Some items
────────────────────

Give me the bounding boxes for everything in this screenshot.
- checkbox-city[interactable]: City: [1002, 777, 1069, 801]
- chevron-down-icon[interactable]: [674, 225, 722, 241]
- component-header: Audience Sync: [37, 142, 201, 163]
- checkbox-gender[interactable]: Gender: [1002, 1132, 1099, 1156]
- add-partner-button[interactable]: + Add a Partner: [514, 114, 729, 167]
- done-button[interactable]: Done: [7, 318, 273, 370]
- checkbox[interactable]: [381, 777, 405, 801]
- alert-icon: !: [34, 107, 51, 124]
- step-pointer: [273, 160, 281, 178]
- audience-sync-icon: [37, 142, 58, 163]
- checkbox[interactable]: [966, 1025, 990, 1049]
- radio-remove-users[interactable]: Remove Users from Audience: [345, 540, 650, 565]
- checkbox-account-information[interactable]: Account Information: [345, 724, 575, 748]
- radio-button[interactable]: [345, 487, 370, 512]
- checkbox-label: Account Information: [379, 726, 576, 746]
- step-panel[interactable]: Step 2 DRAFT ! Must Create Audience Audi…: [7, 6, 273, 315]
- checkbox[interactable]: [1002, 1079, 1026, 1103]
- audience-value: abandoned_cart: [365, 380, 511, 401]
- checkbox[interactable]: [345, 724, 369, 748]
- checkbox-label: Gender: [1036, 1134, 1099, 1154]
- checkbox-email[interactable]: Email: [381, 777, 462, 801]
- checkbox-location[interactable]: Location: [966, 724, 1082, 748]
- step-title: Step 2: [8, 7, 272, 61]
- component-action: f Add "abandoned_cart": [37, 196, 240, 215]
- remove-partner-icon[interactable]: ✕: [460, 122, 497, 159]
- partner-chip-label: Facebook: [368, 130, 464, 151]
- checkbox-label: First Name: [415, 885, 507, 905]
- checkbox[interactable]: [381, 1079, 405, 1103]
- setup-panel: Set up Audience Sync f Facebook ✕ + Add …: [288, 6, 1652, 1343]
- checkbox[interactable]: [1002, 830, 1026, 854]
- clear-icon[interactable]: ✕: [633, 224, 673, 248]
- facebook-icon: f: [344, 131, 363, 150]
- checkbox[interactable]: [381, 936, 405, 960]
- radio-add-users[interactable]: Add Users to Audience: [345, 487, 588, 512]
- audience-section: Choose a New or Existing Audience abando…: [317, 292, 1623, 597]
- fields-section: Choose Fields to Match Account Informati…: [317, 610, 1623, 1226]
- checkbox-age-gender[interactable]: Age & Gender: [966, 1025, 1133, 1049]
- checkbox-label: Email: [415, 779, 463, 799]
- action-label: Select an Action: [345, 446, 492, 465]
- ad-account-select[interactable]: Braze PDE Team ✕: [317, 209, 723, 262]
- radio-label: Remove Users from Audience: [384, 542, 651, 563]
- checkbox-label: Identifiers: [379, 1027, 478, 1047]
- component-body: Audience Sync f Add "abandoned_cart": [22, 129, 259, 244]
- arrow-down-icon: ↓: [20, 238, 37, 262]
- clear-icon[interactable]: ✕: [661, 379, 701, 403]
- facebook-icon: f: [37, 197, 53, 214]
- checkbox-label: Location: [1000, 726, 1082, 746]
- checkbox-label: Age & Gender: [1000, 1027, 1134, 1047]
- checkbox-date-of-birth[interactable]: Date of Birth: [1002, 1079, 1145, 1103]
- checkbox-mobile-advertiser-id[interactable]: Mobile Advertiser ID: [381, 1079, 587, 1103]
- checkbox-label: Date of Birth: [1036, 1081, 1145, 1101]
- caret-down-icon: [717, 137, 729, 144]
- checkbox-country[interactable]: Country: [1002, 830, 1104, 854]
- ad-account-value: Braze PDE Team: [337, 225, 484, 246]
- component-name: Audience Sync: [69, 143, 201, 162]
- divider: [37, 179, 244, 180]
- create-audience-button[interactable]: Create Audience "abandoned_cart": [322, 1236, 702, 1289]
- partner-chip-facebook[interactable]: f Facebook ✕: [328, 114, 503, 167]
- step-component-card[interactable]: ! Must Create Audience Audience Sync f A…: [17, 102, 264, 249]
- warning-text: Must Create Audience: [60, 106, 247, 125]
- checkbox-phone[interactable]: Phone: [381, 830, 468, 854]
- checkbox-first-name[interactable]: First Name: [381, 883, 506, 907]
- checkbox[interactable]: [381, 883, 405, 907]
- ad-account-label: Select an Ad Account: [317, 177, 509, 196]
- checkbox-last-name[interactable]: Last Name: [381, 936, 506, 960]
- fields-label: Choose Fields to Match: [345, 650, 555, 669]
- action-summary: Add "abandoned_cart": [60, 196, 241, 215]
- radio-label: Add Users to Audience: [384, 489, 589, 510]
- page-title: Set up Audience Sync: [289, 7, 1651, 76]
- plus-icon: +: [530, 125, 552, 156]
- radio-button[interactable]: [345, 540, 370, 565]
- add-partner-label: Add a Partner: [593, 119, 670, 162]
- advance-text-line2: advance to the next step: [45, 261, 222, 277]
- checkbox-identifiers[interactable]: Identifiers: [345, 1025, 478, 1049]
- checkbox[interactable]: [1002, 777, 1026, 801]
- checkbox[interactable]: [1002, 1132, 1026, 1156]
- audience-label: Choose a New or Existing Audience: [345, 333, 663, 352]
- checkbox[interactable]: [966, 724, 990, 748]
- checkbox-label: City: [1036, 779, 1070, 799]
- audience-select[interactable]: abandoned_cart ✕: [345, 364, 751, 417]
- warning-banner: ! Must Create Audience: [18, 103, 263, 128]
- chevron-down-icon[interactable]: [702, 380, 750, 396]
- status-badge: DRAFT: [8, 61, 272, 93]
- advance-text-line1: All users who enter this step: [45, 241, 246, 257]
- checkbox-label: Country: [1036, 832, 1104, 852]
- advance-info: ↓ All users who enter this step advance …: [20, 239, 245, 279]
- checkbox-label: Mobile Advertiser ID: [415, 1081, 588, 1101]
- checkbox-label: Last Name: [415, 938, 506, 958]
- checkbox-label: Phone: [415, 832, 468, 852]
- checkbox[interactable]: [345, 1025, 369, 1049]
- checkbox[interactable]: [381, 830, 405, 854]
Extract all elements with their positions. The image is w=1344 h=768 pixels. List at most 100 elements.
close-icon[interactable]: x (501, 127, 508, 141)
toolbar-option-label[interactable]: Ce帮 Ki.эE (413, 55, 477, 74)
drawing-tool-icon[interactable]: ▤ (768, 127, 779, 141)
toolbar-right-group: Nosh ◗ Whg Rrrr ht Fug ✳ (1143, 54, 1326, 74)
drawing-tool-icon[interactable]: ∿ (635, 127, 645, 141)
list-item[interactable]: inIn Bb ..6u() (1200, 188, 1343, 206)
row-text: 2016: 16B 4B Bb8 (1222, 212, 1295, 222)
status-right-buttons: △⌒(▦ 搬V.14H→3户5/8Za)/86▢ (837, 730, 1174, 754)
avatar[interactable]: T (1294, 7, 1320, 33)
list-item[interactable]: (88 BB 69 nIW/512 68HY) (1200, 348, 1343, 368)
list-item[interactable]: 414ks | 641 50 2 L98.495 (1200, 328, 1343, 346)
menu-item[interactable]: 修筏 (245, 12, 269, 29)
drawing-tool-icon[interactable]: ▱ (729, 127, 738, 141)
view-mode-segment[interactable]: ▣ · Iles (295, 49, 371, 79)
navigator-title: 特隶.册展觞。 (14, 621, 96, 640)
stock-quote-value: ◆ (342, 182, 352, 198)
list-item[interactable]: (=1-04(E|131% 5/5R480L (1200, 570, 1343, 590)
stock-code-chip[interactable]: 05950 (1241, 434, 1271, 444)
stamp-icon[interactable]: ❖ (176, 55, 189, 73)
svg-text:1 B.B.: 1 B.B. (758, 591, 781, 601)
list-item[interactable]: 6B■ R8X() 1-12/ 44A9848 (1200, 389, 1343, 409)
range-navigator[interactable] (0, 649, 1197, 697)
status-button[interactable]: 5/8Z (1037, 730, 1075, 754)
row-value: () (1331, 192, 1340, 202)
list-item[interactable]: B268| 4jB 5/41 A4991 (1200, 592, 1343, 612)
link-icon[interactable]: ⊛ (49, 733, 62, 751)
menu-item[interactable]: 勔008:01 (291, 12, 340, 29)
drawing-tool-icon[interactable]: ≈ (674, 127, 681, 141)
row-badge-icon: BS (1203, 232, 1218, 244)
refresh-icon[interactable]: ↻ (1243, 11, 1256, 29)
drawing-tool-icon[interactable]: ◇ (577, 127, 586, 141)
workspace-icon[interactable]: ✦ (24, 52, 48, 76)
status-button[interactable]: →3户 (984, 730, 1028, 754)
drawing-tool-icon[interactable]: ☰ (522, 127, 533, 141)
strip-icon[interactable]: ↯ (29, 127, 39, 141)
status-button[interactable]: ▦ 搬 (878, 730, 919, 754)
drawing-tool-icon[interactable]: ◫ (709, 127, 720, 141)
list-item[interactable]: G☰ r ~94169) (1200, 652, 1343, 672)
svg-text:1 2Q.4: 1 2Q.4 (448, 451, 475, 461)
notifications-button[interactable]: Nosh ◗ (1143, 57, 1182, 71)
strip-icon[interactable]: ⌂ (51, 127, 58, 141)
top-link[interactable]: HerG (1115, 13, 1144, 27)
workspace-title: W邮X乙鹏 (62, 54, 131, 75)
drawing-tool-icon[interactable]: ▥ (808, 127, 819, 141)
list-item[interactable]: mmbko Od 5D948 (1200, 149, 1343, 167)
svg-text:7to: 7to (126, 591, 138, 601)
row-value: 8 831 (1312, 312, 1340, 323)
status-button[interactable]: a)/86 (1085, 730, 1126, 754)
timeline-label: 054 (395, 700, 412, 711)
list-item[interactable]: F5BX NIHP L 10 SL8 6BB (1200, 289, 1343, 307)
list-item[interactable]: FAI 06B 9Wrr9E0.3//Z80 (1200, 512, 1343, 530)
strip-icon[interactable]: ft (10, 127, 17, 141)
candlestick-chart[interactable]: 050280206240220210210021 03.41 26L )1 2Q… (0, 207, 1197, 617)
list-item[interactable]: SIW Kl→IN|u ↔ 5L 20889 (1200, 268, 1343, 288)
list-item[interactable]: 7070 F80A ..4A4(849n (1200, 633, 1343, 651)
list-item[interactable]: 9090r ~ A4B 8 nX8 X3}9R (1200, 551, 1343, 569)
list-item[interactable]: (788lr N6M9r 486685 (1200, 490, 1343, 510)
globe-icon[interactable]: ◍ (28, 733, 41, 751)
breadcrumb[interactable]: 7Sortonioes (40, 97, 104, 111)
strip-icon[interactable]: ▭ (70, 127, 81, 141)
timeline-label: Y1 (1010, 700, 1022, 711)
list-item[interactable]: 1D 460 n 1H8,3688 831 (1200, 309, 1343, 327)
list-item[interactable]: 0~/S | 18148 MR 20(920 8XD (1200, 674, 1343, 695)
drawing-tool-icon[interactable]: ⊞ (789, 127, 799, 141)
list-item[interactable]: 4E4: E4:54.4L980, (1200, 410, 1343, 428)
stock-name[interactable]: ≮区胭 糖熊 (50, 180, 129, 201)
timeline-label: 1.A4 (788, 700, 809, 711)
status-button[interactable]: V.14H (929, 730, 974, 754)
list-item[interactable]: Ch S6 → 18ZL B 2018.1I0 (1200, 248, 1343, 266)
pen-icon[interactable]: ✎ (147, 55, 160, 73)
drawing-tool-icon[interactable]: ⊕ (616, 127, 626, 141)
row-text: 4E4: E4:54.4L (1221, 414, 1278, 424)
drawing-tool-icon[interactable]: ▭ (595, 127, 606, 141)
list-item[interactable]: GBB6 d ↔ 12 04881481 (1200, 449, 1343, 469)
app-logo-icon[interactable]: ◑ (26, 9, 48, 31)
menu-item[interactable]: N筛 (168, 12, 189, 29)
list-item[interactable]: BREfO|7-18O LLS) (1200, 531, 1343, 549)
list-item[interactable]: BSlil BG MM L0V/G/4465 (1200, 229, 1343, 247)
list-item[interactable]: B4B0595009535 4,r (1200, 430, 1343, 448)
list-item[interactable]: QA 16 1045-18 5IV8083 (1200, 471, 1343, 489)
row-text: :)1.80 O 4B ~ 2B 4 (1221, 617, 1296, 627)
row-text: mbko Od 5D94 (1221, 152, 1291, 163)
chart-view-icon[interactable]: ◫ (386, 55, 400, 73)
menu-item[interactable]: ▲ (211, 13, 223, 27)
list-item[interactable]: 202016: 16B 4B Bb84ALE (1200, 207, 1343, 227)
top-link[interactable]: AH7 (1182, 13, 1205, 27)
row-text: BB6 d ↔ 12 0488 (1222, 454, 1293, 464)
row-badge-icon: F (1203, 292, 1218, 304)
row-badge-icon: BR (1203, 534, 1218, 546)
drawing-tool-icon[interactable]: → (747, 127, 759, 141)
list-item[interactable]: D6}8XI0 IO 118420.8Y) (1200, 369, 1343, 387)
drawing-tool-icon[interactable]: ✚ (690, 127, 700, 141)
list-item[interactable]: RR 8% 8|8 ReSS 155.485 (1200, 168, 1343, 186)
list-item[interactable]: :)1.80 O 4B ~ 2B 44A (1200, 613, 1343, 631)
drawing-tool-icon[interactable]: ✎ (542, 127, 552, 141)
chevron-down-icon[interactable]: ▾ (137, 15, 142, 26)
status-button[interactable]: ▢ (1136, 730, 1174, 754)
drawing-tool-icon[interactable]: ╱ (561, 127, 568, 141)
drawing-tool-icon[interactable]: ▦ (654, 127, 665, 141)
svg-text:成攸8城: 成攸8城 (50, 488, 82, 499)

────────────────────

## Exercise requirements
Copy the lines verbatim, starting at the first line of the items and ending at the line that contains "- checkbox[interactable]: [1002, 1079, 1026, 1103]".

## Completed task
Give me the bounding boxes for everything in this screenshot.
- checkbox-city[interactable]: City: [1002, 777, 1069, 801]
- chevron-down-icon[interactable]: [674, 225, 722, 241]
- component-header: Audience Sync: [37, 142, 201, 163]
- checkbox-gender[interactable]: Gender: [1002, 1132, 1099, 1156]
- add-partner-button[interactable]: + Add a Partner: [514, 114, 729, 167]
- done-button[interactable]: Done: [7, 318, 273, 370]
- checkbox[interactable]: [381, 777, 405, 801]
- alert-icon: !: [34, 107, 51, 124]
- step-pointer: [273, 160, 281, 178]
- audience-sync-icon: [37, 142, 58, 163]
- checkbox[interactable]: [966, 1025, 990, 1049]
- radio-remove-users[interactable]: Remove Users from Audience: [345, 540, 650, 565]
- checkbox-account-information[interactable]: Account Information: [345, 724, 575, 748]
- radio-button[interactable]: [345, 487, 370, 512]
- checkbox-label: Account Information: [379, 726, 576, 746]
- step-panel[interactable]: Step 2 DRAFT ! Must Create Audience Audi…: [7, 6, 273, 315]
- checkbox[interactable]: [1002, 1079, 1026, 1103]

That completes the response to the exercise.